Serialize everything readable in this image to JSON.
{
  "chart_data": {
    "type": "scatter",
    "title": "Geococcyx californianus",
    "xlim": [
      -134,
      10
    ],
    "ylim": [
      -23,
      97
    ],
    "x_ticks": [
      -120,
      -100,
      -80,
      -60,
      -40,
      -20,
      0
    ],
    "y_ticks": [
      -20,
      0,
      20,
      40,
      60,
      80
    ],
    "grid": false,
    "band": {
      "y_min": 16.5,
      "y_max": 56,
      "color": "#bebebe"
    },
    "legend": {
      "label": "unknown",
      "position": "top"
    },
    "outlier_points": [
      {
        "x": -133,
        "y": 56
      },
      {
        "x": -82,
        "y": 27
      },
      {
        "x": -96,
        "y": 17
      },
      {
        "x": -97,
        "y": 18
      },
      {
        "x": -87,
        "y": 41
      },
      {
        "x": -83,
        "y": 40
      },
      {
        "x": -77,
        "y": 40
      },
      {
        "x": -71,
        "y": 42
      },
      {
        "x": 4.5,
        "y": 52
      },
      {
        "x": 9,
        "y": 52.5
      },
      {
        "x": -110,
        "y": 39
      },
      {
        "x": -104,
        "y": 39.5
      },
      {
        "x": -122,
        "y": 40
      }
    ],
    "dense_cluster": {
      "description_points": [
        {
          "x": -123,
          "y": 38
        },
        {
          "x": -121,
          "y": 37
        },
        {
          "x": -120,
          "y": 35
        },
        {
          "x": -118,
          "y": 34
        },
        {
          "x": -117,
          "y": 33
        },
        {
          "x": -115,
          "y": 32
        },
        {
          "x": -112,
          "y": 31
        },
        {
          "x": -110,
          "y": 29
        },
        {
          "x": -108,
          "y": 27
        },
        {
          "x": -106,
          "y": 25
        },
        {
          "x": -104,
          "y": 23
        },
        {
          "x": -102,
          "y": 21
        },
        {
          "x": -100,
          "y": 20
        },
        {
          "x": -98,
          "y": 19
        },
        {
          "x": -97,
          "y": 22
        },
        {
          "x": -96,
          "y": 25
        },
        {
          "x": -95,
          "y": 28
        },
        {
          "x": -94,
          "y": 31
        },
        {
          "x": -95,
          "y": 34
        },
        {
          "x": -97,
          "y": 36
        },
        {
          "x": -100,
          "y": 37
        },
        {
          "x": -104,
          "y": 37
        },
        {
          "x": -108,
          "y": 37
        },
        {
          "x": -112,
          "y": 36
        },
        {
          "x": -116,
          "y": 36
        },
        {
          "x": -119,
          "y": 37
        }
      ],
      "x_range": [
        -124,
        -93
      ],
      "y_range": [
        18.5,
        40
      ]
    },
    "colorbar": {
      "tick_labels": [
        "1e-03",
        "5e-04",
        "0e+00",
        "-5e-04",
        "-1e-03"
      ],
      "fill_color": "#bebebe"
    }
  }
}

## What to produce
Copy out all of the lines above exactly.

## Written answer
Serialize everything readable in this image to JSON.
{
  "chart_data": {
    "type": "scatter",
    "title": "Geococcyx californianus",
    "xlim": [
      -134,
      10
    ],
    "ylim": [
      -23,
      97
    ],
    "x_ticks": [
      -120,
      -100,
      -80,
      -60,
      -40,
      -20,
      0
    ],
    "y_ticks": [
      -20,
      0,
      20,
      40,
      60,
      80
    ],
    "grid": false,
    "band": {
      "y_min": 16.5,
      "y_max": 56,
      "color": "#bebebe"
    },
    "legend": {
      "label": "unknown",
      "position": "top"
    },
    "outlier_points": [
      {
        "x": -133,
        "y": 56
      },
      {
        "x": -82,
        "y": 27
      },
      {
        "x": -96,
        "y": 17
      },
      {
        "x": -97,
        "y": 18
      },
      {
        "x": -87,
        "y": 41
      },
      {
        "x": -83,
        "y": 40
      },
      {
        "x": -77,
        "y": 40
      },
      {
        "x": -71,
        "y": 42
      },
      {
        "x": 4.5,
        "y": 52
      },
      {
        "x": 9,
        "y": 52.5
      },
      {
        "x": -110,
        "y": 39
      },
      {
        "x": -104,
        "y": 39.5
      },
      {
        "x": -122,
        "y": 40
      }
    ],
    "dense_cluster": {
      "description_points": [
        {
          "x": -123,
          "y": 38
        },
        {
          "x": -121,
          "y": 37
        },
        {
          "x": -120,
          "y": 35
        },
        {
          "x": -118,
          "y": 34
        },
        {
          "x": -117,
          "y": 33
        },
        {
          "x": -115,
          "y": 32
        },
        {
          "x": -112,
          "y": 31
        },
        {
          "x": -110,
          "y": 29
        },
        {
          "x": -108,
          "y": 27
        },
        {
          "x": -106,
          "y": 25
        },
        {
          "x": -104,
          "y": 23
        },
        {
          "x": -102,
          "y": 21
        },
        {
          "x": -100,
          "y": 20
        },
        {
          "x": -98,
          "y": 19
        },
        {
          "x": -97,
          "y": 22
        },
        {
          "x": -96,
          "y": 25
        },
        {
          "x": -95,
          "y": 28
        },
        {
          "x": -94,
          "y": 31
        },
        {
          "x": -95,
          "y": 34
        },
        {
          "x": -97,
          "y": 36
        },
        {
          "x": -100,
          "y": 37
        },
        {
          "x": -104,
          "y": 37
        },
        {
          "x": -108,
          "y": 37
        },
        {
          "x": -112,
          "y": 36
        },
        {
          "x": -116,
          "y": 36
        },
        {
          "x": -119,
          "y": 37
        }
      ],
      "x_range": [
        -124,
        -93
      ],
      "y_range": [
        18.5,
        40
      ]
    },
    "colorbar": {
      "tick_labels": [
        "1e-03",
        "5e-04",
        "0e+00",
        "-5e-04",
        "-1e-03"
      ],
      "fill_color": "#bebebe"
    }
  }
}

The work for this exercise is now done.